* **SET PROBLEM**: Copy out every line exactly as given.

* **RECORDS SUPPLIED**:
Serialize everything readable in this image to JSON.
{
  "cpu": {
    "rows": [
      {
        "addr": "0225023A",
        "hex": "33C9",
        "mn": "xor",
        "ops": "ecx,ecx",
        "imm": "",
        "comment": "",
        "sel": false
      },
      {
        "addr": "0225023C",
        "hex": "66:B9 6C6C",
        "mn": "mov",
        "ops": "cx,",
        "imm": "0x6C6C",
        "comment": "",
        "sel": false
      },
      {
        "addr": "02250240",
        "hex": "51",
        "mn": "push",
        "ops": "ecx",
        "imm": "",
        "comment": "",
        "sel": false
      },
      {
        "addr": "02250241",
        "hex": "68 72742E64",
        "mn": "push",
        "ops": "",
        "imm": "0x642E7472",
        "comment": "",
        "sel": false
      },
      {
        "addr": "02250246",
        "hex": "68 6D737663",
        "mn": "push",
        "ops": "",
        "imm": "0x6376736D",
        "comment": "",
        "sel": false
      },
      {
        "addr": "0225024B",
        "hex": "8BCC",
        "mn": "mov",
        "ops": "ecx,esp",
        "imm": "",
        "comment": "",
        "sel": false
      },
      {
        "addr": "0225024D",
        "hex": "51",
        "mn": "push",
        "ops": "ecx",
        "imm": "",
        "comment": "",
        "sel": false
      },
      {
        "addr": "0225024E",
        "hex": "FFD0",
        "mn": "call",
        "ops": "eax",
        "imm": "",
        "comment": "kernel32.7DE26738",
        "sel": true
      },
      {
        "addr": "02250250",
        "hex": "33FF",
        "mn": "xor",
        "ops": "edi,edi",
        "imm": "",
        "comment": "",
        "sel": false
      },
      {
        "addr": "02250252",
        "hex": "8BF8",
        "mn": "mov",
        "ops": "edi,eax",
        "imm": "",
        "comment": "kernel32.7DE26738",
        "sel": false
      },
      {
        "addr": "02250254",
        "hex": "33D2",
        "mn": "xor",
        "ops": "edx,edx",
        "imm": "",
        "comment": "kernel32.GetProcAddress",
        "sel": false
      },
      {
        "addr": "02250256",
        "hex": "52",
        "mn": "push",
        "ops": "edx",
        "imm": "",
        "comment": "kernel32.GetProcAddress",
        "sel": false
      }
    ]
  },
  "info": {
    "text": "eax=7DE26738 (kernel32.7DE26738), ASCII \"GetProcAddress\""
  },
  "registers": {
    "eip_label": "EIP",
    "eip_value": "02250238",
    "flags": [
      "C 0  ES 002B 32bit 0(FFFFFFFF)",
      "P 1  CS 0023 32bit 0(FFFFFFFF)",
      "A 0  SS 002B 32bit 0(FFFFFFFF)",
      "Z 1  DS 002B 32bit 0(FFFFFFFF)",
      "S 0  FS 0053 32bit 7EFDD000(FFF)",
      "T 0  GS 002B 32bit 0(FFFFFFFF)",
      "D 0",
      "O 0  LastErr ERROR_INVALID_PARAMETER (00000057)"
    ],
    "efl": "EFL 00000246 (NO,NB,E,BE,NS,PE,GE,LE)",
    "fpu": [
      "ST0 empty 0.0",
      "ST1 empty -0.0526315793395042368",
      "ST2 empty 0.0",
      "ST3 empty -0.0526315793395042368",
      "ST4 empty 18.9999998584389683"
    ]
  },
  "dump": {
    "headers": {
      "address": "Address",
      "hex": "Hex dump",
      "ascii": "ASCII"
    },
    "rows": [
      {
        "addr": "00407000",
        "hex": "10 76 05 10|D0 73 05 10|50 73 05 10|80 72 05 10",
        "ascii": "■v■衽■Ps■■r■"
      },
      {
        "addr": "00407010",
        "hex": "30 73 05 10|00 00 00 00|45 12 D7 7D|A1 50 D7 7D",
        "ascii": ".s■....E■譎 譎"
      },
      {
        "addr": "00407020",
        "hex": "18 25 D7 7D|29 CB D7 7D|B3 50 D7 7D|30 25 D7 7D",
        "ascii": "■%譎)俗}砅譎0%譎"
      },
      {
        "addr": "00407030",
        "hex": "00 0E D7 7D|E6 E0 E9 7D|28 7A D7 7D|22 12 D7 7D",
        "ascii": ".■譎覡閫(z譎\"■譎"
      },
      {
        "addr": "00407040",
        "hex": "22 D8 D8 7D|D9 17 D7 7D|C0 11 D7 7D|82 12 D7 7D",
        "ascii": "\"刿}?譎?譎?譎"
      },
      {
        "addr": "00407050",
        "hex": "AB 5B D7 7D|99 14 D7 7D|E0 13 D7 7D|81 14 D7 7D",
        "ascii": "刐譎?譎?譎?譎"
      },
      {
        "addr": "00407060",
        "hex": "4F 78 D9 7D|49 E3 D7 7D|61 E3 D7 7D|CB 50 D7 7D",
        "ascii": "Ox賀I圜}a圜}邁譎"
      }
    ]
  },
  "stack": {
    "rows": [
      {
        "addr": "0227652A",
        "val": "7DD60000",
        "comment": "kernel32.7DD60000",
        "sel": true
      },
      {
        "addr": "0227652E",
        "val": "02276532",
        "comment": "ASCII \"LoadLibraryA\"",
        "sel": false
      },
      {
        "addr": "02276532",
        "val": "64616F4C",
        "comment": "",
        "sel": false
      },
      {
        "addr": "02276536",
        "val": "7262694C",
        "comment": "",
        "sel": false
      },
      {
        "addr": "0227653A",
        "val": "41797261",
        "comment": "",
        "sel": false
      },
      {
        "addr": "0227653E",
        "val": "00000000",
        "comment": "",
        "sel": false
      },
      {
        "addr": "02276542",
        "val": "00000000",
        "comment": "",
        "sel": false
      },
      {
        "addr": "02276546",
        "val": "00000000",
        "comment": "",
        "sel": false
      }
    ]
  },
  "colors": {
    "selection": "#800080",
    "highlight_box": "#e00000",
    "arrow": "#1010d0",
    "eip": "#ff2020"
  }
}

* **REPLY**:
Serialize everything readable in this image to JSON.
{
  "cpu": {
    "rows": [
      {
        "addr": "0225023A",
        "hex": "33C9",
        "mn": "xor",
        "ops": "ecx,ecx",
        "imm": "",
        "comment": "",
        "sel": false
      },
      {
        "addr": "0225023C",
        "hex": "66:B9 6C6C",
        "mn": "mov",
        "ops": "cx,",
        "imm": "0x6C6C",
        "comment": "",
        "sel": false
      },
      {
        "addr": "02250240",
        "hex": "51",
        "mn": "push",
        "ops": "ecx",
        "imm": "",
        "comment": "",
        "sel": false
      },
      {
        "addr": "02250241",
        "hex": "68 72742E64",
        "mn": "push",
        "ops": "",
        "imm": "0x642E7472",
        "comment": "",
        "sel": false
      },
      {
        "addr": "02250246",
        "hex": "68 6D737663",
        "mn": "push",
        "ops": "",
        "imm": "0x6376736D",
        "comment": "",
        "sel": false
      },
      {
        "addr": "0225024B",
        "hex": "8BCC",
        "mn": "mov",
        "ops": "ecx,esp",
        "imm": "",
        "comment": "",
        "sel": false
      },
      {
        "addr": "0225024D",
        "hex": "51",
        "mn": "push",
        "ops": "ecx",
        "imm": "",
        "comment": "",
        "sel": false
      },
      {
        "addr": "0225024E",
        "hex": "FFD0",
        "mn": "call",
        "ops": "eax",
        "imm": "",
        "comment": "kernel32.7DE26738",
        "sel": true
      },
      {
        "addr": "02250250",
        "hex": "33FF",
        "mn": "xor",
        "ops": "edi,edi",
        "imm": "",
        "comment": "",
        "sel": false
      },
      {
        "addr": "02250252",
        "hex": "8BF8",
        "mn": "mov",
        "ops": "edi,eax",
        "imm": "",
        "comment": "kernel32.7DE26738",
        "sel": false
      },
      {
        "addr": "02250254",
        "hex": "33D2",
        "mn": "xor",
        "ops": "edx,edx",
        "imm": "",
        "comment": "kernel32.GetProcAddress",
        "sel": false
      },
      {
        "addr": "02250256",
        "hex": "52",
        "mn": "push",
        "ops": "edx",
        "imm": "",
        "comment": "kernel32.GetProcAddress",
        "sel": false
      }
    ]
  },
  "info": {
    "text": "eax=7DE26738 (kernel32.7DE26738), ASCII \"GetProcAddress\""
  },
  "registers": {
    "eip_label": "EIP",
    "eip_value": "02250238",
    "flags": [
      "C 0  ES 002B 32bit 0(FFFFFFFF)",
      "P 1  CS 0023 32bit 0(FFFFFFFF)",
      "A 0  SS 002B 32bit 0(FFFFFFFF)",
      "Z 1  DS 002B 32bit 0(FFFFFFFF)",
      "S 0  FS 0053 32bit 7EFDD000(FFF)",
      "T 0  GS 002B 32bit 0(FFFFFFFF)",
      "D 0",
      "O 0  LastErr ERROR_INVALID_PARAMETER (00000057)"
    ],
    "efl": "EFL 00000246 (NO,NB,E,BE,NS,PE,GE,LE)",
    "fpu": [
      "ST0 empty 0.0",
      "ST1 empty -0.0526315793395042368",
      "ST2 empty 0.0",
      "ST3 empty -0.0526315793395042368",
      "ST4 empty 18.9999998584389683"
    ]
  },
  "dump": {
    "headers": {
      "address": "Address",
      "hex": "Hex dump",
      "ascii": "ASCII"
    },
    "rows": [
      {
        "addr": "00407000",
        "hex": "10 76 05 10|D0 73 05 10|50 73 05 10|80 72 05 10",
        "ascii": "■v■衽■Ps■■r■"
      },
      {
        "addr": "00407010",
        "hex": "30 73 05 10|00 00 00 00|45 12 D7 7D|A1 50 D7 7D",
        "ascii": ".s■....E■譎 譎"
      },
      {
        "addr": "00407020",
        "hex": "18 25 D7 7D|29 CB D7 7D|B3 50 D7 7D|30 25 D7 7D",
        "ascii": "■%譎)俗}砅譎0%譎"
      },
      {
        "addr": "00407030",
        "hex": "00 0E D7 7D|E6 E0 E9 7D|28 7A D7 7D|22 12 D7 7D",
        "ascii": ".■譎覡閫(z譎\"■譎"
      },
      {
        "addr": "00407040",
        "hex": "22 D8 D8 7D|D9 17 D7 7D|C0 11 D7 7D|82 12 D7 7D",
        "ascii": "\"刿}?譎?譎?譎"
      },
      {
        "addr": "00407050",
        "hex": "AB 5B D7 7D|99 14 D7 7D|E0 13 D7 7D|81 14 D7 7D",
        "ascii": "刐譎?譎?譎?譎"
      },
      {
        "addr": "00407060",
        "hex": "4F 78 D9 7D|49 E3 D7 7D|61 E3 D7 7D|CB 50 D7 7D",
        "ascii": "Ox賀I圜}a圜}邁譎"
      }
    ]
  },
  "stack": {
    "rows": [
      {
        "addr": "0227652A",
        "val": "7DD60000",
        "comment": "kernel32.7DD60000",
        "sel": true
      },
      {
        "addr": "0227652E",
        "val": "02276532",
        "comment": "ASCII \"LoadLibraryA\"",
        "sel": false
      },
      {
        "addr": "02276532",
        "val": "64616F4C",
        "comment": "",
        "sel": false
      },
      {
        "addr": "02276536",
        "val": "7262694C",
        "comment": "",
        "sel": false
      },
      {
        "addr": "0227653A",
        "val": "41797261",
        "comment": "",
        "sel": false
      },
      {
        "addr": "0227653E",
        "val": "00000000",
        "comment": "",
        "sel": false
      },
      {
        "addr": "02276542",
        "val": "00000000",
        "comment": "",
        "sel": false
      },
      {
        "addr": "02276546",
        "val": "00000000",
        "comment": "",
        "sel": false
      }
    ]
  },
  "colors": {
    "selection": "#800080",
    "highlight_box": "#e00000",
    "arrow": "#1010d0",
    "eip": "#ff2020"
  }
}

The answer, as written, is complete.